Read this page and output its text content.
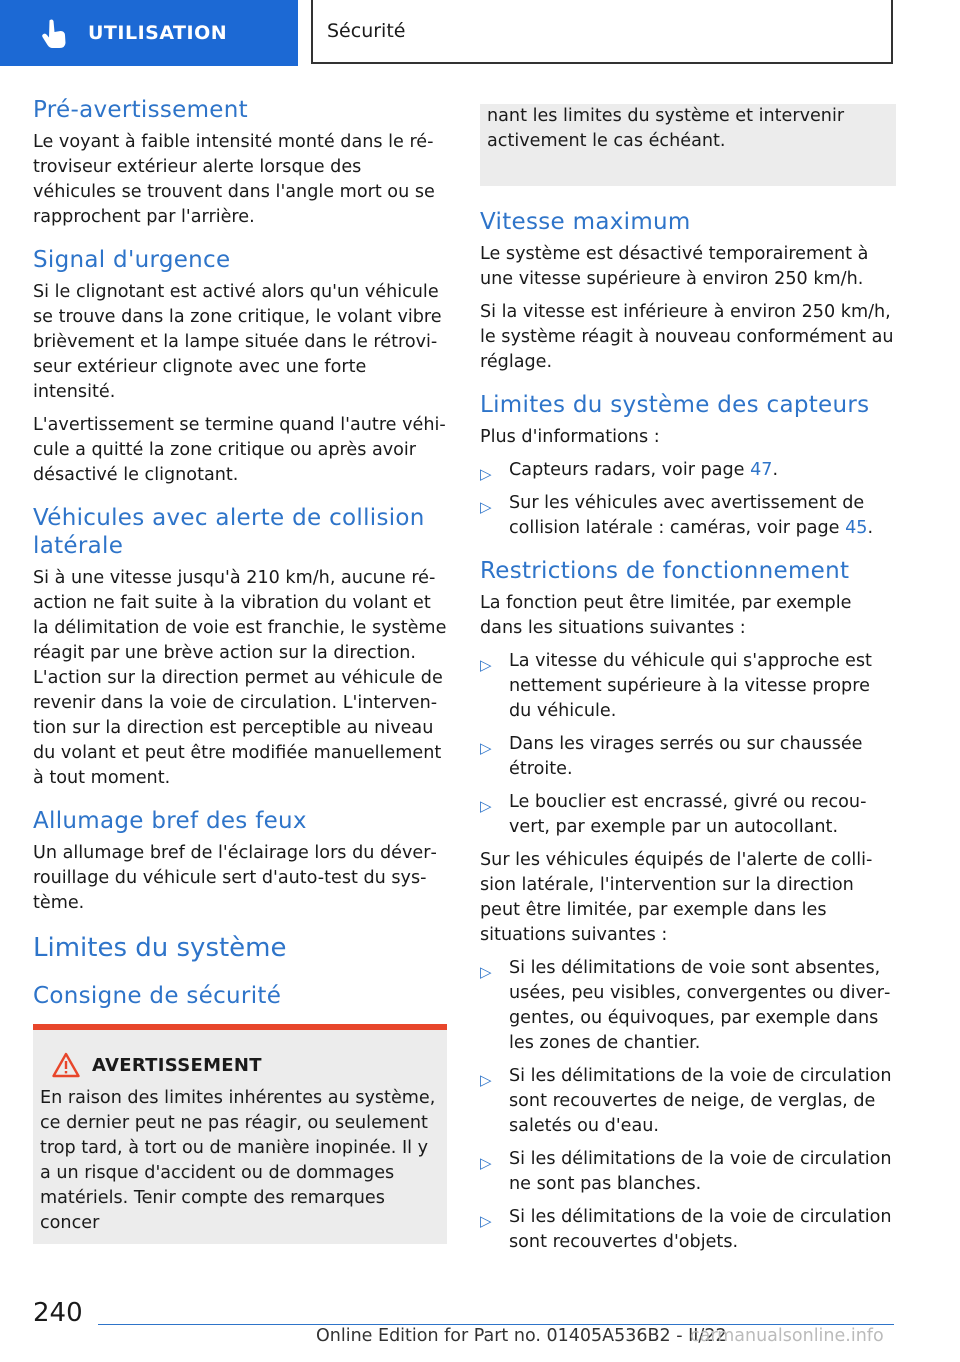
UTILISATION	Sécurité
Pré-avertissement

Le voyant à faible intensité monté dans le rétroviseur extérieur alerte lorsque des véhicules se trouvent dans l'angle mort ou se rapprochent par l'arrière.

Signal d'urgence

Si le clignotant est activé alors qu'un véhicule se trouve dans la zone critique, le volant vibre brièvement et la lampe située dans le rétroviseur extérieur clignote avec une forte intensité.

L'avertissement se termine quand l'autre véhicule a quitté la zone critique ou après avoir désactivé le clignotant.

Véhicules avec alerte de collision latérale

Si à une vitesse jusqu'à 210 km/h, aucune réaction ne fait suite à la vibration du volant et la délimitation de voie est franchie, le système réagit par une brève action sur la direction. L'action sur la direction permet au véhicule de revenir dans la voie de circulation. L'intervention sur la direction est perceptible au niveau du volant et peut être modifiée manuellement à tout moment.

Allumage bref des feux

Un allumage bref de l'éclairage lors du déverrouillage du véhicule sert d'auto-test du système.

Limites du système
Consigne de sécurité
AVERTISSEMENT

En raison des limites inhérentes au système, ce dernier peut ne pas réagir, ou seulement trop tard, à tort ou de manière inopinée. Il y a un risque d'accident ou de dommages matériels. Tenir compte des remarques concer

nant les limites du système et intervenir activement le cas échéant.

Vitesse maximum

Le système est désactivé temporairement à une vitesse supérieure à environ 250 km/h.

Si la vitesse est inférieure à environ 250 km/h, le système réagit à nouveau conformément au réglage.

Limites du système des capteurs

Plus d'informations :

▷ Capteurs radars, voir page 47.
▷ Sur les véhicules avec avertissement de collision latérale : caméras, voir page 45.
Restrictions de fonctionnement

La fonction peut être limitée, par exemple dans les situations suivantes :

▷ La vitesse du véhicule qui s'approche est nettement supérieure à la vitesse propre du véhicule.
▷ Dans les virages serrés ou sur chaussée étroite.
▷ Le bouclier est encrassé, givré ou recouvert, par exemple par un autocollant.

Sur les véhicules équipés de l'alerte de collision latérale, l'intervention sur la direction peut être limitée, par exemple dans les situations suivantes :

▷ Si les délimitations de voie sont absentes, usées, peu visibles, convergentes ou divergentes, ou équivoques, par exemple dans les zones de chantier.
▷ Si les délimitations de la voie de circulation sont recouvertes de neige, de verglas, de saletés ou d'eau.
▷ Si les délimitations de la voie de circulation ne sont pas blanches.
▷ Si les délimitations de la voie de circulation sont recouvertes d'objets.
240
Online Edition for Part no. 01405A536B2 - II/22
carmanualsonline.info
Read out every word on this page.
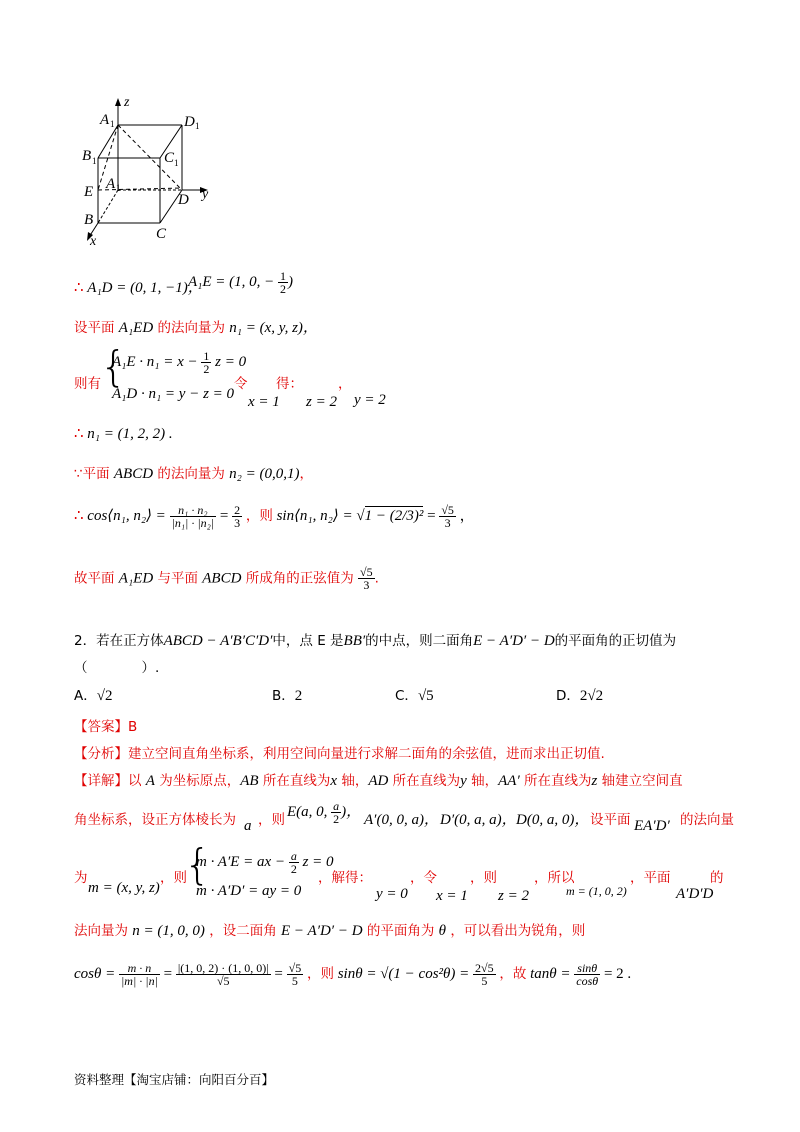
A 1	D 1
B 1	C 1
E A 1
D y
z
B
C
x
∴ A₁D = (0, 1, −1)，
A₁E = (1, 0, − $\frac{1}{2}$ )
设平面 A₁ED 的法向量为 n₁ = (x, y, z)，
则有 {
$A_1E \cdot n_1 = x - \frac{1}{2}$ z = 0
A₁D · n₁ = y − z = 0
令 得：	，
x = 1 z = 2 y = 2
∴ n₁ = (1, 2, 2) .
∵平面 ABCD 的法向量为 n₂ = (0,0,1)，
∴ cos⟨n₁, n₂⟩ = $\frac{\text{n₁ · n₂}}{\text{|n₁| · |n₂|}} = \frac{2}{3}$ ，则 sin⟨n₁, n₂⟩ = $√1 - (2/3)^2 = \frac{√5}{3}$ ，
故平面 A₁ED 与平面 ABCD 所成角的正弦值为 $\frac{√5}{3}$ .
2．若在正方体ABCD − A′B′C′D′中，点 E 是BB′的中点，则二面角E − A′D′ − D的平面角的正切值为
（　　　　）.
A．√2	B．2	C．√5	D．2√2
【答案】B
【分析】建立空间直角坐标系，利用空间向量进行求解二面角的余弦值，进而求出正切值.
【详解】以 A 为坐标原点，AB 所在直线为x 轴，AD 所在直线为y 轴，AA′ 所在直线为z 轴建立空间直
角坐标系，设正方体棱长为 a ，则 E(a, 0, $\frac{a}{2}$ )， A′(0, 0, a)， D′(0, a, a)， D(0, a, 0)， 设平面 EA′D′ 的法向量
为
m = (x, y, z)
，则
{
m · A′E = ax − $\frac{a}{2}$ z = 0
m · A′D′ = ay = 0
，解得：	，令 ，则	，所以	，平面	的
y = 0 x = 1 z = 2	m = (1, 0, 2)	A′D′D
法向量为 n = (1, 0, 0) ，设二面角 E − A′D′ − D 的平面角为 θ ，可以看出为锐角，则
$\cos\theta = \frac{m \cdot n}{|m| \cdot |n|} = \frac{|(1, 0, 2) \cdot (1, 0, 0)|}{√5} = \frac{√5}{5}$ ，则 $\sin\theta = √(1 - \cos^2\theta) = \frac{2√5}{5}$ ，故 $\tan\theta = \frac{\sin\theta}{\cos\theta} = 2$ .
资料整理【淘宝店铺：向阳百分百】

§ **Set problem**: Except for the pictures, print the data above exactly.

§ **Finished task**:
Read this page and output its text content.
UTILISATION	Sécurité
Pré-avertissement

Le voyant à faible intensité monté dans le rétroviseur extérieur alerte lorsque des véhicules se trouvent dans l'angle mort ou se rapprochent par l'arrière.

Signal d'urgence

Si le clignotant est activé alors qu'un véhicule se trouve dans la zone critique, le volant vibre brièvement et la lampe située dans le rétroviseur extérieur clignote avec une forte intensité.

L'avertissement se termine quand l'autre véhicule a quitté la zone critique ou après avoir désactivé le clignotant.

Véhicules avec alerte de collision latérale

Si à une vitesse jusqu'à 210 km/h, aucune réaction ne fait suite à la vibration du volant et la délimitation de voie est franchie, le système réagit par une brève action sur la direction. L'action sur la direction permet au véhicule de revenir dans la voie de circulation. L'intervention sur la direction est perceptible au niveau du volant et peut être modifiée manuellement à tout moment.

Allumage bref des feux

Un allumage bref de l'éclairage lors du déverrouillage du véhicule sert d'auto-test du système.

Limites du système
Consigne de sécurité
AVERTISSEMENT

En raison des limites inhérentes au système, ce dernier peut ne pas réagir, ou seulement trop tard, à tort ou de manière inopinée. Il y a un risque d'accident ou de dommages matériels. Tenir compte des remarques concer

nant les limites du système et intervenir activement le cas échéant.

Vitesse maximum

Le système est désactivé temporairement à une vitesse supérieure à environ 250 km/h.

Si la vitesse est inférieure à environ 250 km/h, le système réagit à nouveau conformément au réglage.

Limites du système des capteurs

Plus d'informations :

▷ Capteurs radars, voir page 47.
▷ Sur les véhicules avec avertissement de collision latérale : caméras, voir page 45.
Restrictions de fonctionnement

La fonction peut être limitée, par exemple dans les situations suivantes :

▷ La vitesse du véhicule qui s'approche est nettement supérieure à la vitesse propre du véhicule.
▷ Dans les virages serrés ou sur chaussée étroite.
▷ Le bouclier est encrassé, givré ou recouvert, par exemple par un autocollant.

Sur les véhicules équipés de l'alerte de collision latérale, l'intervention sur la direction peut être limitée, par exemple dans les situations suivantes :

▷ Si les délimitations de voie sont absentes, usées, peu visibles, convergentes ou divergentes, ou équivoques, par exemple dans les zones de chantier.
▷ Si les délimitations de la voie de circulation sont recouvertes de neige, de verglas, de saletés ou d'eau.
▷ Si les délimitations de la voie de circulation ne sont pas blanches.
▷ Si les délimitations de la voie de circulation sont recouvertes d'objets.
240
Online Edition for Part no. 01405A536B2 - II/22
carmanualsonline.info
Read out every word on this page.
A 1	D 1
B 1	C 1
E A 1
D y
z
B
C
x
∴ A₁D = (0, 1, −1)，
A₁E = (1, 0, − $\frac{1}{2}$ )
设平面 A₁ED 的法向量为 n₁ = (x, y, z)，
则有 {
$A_1E \cdot n_1 = x - \frac{1}{2}$ z = 0
A₁D · n₁ = y − z = 0
令 得：	，
x = 1 z = 2 y = 2
∴ n₁ = (1, 2, 2) .
∵平面 ABCD 的法向量为 n₂ = (0,0,1)，
∴ cos⟨n₁, n₂⟩ = $\frac{\text{n₁ · n₂}}{\text{|n₁| · |n₂|}} = \frac{2}{3}$ ，则 sin⟨n₁, n₂⟩ = $√1 - (2/3)^2 = \frac{√5}{3}$ ，
故平面 A₁ED 与平面 ABCD 所成角的正弦值为 $\frac{√5}{3}$ .
2．若在正方体ABCD − A′B′C′D′中，点 E 是BB′的中点，则二面角E − A′D′ − D的平面角的正切值为
（　　　　）.
A．√2	B．2	C．√5	D．2√2
【答案】B
【分析】建立空间直角坐标系，利用空间向量进行求解二面角的余弦值，进而求出正切值.
【详解】以 A 为坐标原点，AB 所在直线为x 轴，AD 所在直线为y 轴，AA′ 所在直线为z 轴建立空间直
角坐标系，设正方体棱长为 a ，则 E(a, 0, $\frac{a}{2}$ )， A′(0, 0, a)， D′(0, a, a)， D(0, a, 0)， 设平面 EA′D′ 的法向量
为
m = (x, y, z)
，则
{
m · A′E = ax − $\frac{a}{2}$ z = 0
m · A′D′ = ay = 0
，解得：	，令 ，则	，所以	，平面	的
y = 0 x = 1 z = 2	m = (1, 0, 2)	A′D′D
法向量为 n = (1, 0, 0) ，设二面角 E − A′D′ − D 的平面角为 θ ，可以看出为锐角，则
$\cos\theta = \frac{m \cdot n}{|m| \cdot |n|} = \frac{|(1, 0, 2) \cdot (1, 0, 0)|}{√5} = \frac{√5}{5}$ ，则 $\sin\theta = √(1 - \cos^2\theta) = \frac{2√5}{5}$ ，故 $\tan\theta = \frac{\sin\theta}{\cos\theta} = 2$ .
资料整理【淘宝店铺：向阳百分百】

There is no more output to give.